Instruction: Give the entries again exactly, every one of them.
■ ■ ■ ■ ■ ■ ■
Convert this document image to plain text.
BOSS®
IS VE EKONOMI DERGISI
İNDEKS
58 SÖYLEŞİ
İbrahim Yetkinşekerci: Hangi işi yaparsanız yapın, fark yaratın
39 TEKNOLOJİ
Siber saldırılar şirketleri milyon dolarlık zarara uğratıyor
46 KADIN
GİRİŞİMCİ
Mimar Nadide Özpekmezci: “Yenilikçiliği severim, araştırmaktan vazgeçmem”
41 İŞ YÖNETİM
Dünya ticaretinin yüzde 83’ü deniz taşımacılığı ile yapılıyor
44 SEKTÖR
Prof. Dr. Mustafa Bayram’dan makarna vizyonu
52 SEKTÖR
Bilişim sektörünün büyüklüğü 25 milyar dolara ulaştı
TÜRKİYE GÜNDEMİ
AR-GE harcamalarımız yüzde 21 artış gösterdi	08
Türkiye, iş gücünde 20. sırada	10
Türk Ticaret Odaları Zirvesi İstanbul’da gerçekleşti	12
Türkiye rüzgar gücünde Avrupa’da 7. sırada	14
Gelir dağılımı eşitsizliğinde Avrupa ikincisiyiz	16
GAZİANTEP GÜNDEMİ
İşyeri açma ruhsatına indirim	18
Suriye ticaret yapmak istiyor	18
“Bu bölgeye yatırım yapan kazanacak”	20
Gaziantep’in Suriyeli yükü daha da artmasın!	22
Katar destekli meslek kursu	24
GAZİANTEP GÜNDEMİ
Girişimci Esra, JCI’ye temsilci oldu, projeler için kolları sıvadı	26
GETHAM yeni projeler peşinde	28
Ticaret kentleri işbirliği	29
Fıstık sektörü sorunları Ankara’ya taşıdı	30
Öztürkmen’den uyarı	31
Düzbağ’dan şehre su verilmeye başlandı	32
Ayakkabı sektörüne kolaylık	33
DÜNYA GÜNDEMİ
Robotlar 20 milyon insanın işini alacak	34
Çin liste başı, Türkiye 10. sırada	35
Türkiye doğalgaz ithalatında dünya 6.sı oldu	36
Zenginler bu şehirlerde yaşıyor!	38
■ ■ ■ ■ ■ ■ ■
The completed task:
Convert this document image to plain text.
BOSS®
IS VE EKONOMI DERGISI
İNDEKS
58 SÖYLEŞİ
İbrahim Yetkinşekerci: Hangi işi yaparsanız yapın, fark yaratın
39 TEKNOLOJİ
Siber saldırılar şirketleri milyon dolarlık zarara uğratıyor
46 KADIN
GİRİŞİMCİ
Mimar Nadide Özpekmezci: “Yenilikçiliği severim, araştırmaktan vazgeçmem”
41 İŞ YÖNETİM
Dünya ticaretinin yüzde 83’ü deniz taşımacılığı ile yapılıyor
44 SEKTÖR
Prof. Dr. Mustafa Bayram’dan makarna vizyonu
52 SEKTÖR
Bilişim sektörünün büyüklüğü 25 milyar dolara ulaştı
TÜRKİYE GÜNDEMİ
AR-GE harcamalarımız yüzde 21 artış gösterdi	08
Türkiye, iş gücünde 20. sırada	10
Türk Ticaret Odaları Zirvesi İstanbul’da gerçekleşti	12
Türkiye rüzgar gücünde Avrupa’da 7. sırada	14
Gelir dağılımı eşitsizliğinde Avrupa ikincisiyiz	16
GAZİANTEP GÜNDEMİ
İşyeri açma ruhsatına indirim	18
Suriye ticaret yapmak istiyor	18
“Bu bölgeye yatırım yapan kazanacak”	20
Gaziantep’in Suriyeli yükü daha da artmasın!	22
Katar destekli meslek kursu	24
GAZİANTEP GÜNDEMİ
Girişimci Esra, JCI’ye temsilci oldu, projeler için kolları sıvadı	26
GETHAM yeni projeler peşinde	28
Ticaret kentleri işbirliği	29
Fıstık sektörü sorunları Ankara’ya taşıdı	30
Öztürkmen’den uyarı	31
Düzbağ’dan şehre su verilmeye başlandı	32
Ayakkabı sektörüne kolaylık	33
DÜNYA GÜNDEMİ
Robotlar 20 milyon insanın işini alacak	34
Çin liste başı, Türkiye 10. sırada	35
Türkiye doğalgaz ithalatında dünya 6.sı oldu	36
Zenginler bu şehirlerde yaşıyor!	38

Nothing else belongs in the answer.